▶ Instruction: Copy each line of the data below exactly, leaving out pictures.

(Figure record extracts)
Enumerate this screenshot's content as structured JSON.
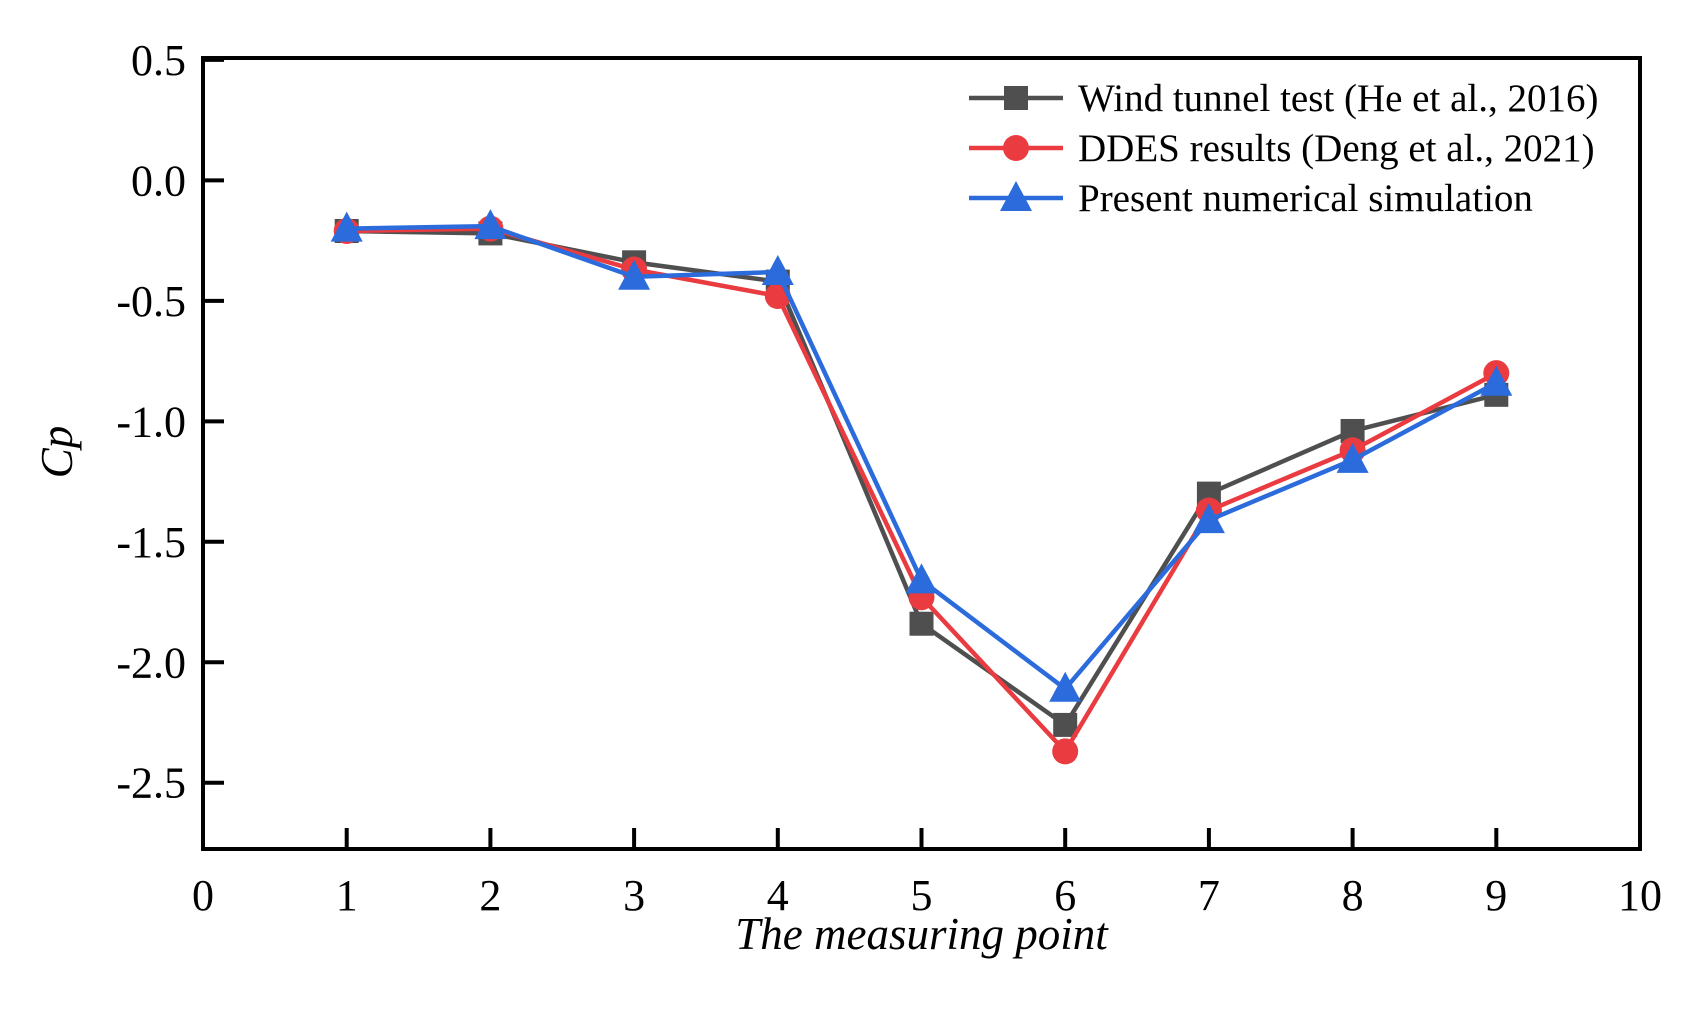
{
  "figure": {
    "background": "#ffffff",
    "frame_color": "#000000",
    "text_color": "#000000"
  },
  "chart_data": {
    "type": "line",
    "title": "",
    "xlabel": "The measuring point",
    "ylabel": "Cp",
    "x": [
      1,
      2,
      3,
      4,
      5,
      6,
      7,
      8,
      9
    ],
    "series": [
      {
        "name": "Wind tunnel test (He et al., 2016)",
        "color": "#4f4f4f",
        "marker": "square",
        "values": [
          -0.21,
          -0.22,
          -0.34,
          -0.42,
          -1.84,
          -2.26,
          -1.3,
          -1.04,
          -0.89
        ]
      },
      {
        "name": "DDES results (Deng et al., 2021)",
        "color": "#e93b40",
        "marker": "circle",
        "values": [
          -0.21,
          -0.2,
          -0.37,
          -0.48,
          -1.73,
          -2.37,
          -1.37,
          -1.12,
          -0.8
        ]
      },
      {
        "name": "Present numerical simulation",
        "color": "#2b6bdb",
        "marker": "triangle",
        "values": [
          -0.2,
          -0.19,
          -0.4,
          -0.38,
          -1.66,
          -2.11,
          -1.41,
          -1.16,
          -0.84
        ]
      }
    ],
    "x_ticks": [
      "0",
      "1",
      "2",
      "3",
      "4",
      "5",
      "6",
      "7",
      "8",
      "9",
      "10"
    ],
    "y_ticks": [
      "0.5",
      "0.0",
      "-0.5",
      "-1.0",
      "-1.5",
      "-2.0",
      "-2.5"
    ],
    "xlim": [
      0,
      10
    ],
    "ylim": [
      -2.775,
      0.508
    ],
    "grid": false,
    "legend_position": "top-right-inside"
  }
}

▶ Exercise solution:
Enumerate this screenshot's content as structured JSON.
{
  "figure": {
    "background": "#ffffff",
    "frame_color": "#000000",
    "text_color": "#000000"
  },
  "chart_data": {
    "type": "line",
    "title": "",
    "xlabel": "The measuring point",
    "ylabel": "Cp",
    "x": [
      1,
      2,
      3,
      4,
      5,
      6,
      7,
      8,
      9
    ],
    "series": [
      {
        "name": "Wind tunnel test (He et al., 2016)",
        "color": "#4f4f4f",
        "marker": "square",
        "values": [
          -0.21,
          -0.22,
          -0.34,
          -0.42,
          -1.84,
          -2.26,
          -1.3,
          -1.04,
          -0.89
        ]
      },
      {
        "name": "DDES results (Deng et al., 2021)",
        "color": "#e93b40",
        "marker": "circle",
        "values": [
          -0.21,
          -0.2,
          -0.37,
          -0.48,
          -1.73,
          -2.37,
          -1.37,
          -1.12,
          -0.8
        ]
      },
      {
        "name": "Present numerical simulation",
        "color": "#2b6bdb",
        "marker": "triangle",
        "values": [
          -0.2,
          -0.19,
          -0.4,
          -0.38,
          -1.66,
          -2.11,
          -1.41,
          -1.16,
          -0.84
        ]
      }
    ],
    "x_ticks": [
      "0",
      "1",
      "2",
      "3",
      "4",
      "5",
      "6",
      "7",
      "8",
      "9",
      "10"
    ],
    "y_ticks": [
      "0.5",
      "0.0",
      "-0.5",
      "-1.0",
      "-1.5",
      "-2.0",
      "-2.5"
    ],
    "xlim": [
      0,
      10
    ],
    "ylim": [
      -2.775,
      0.508
    ],
    "grid": false,
    "legend_position": "top-right-inside"
  }
}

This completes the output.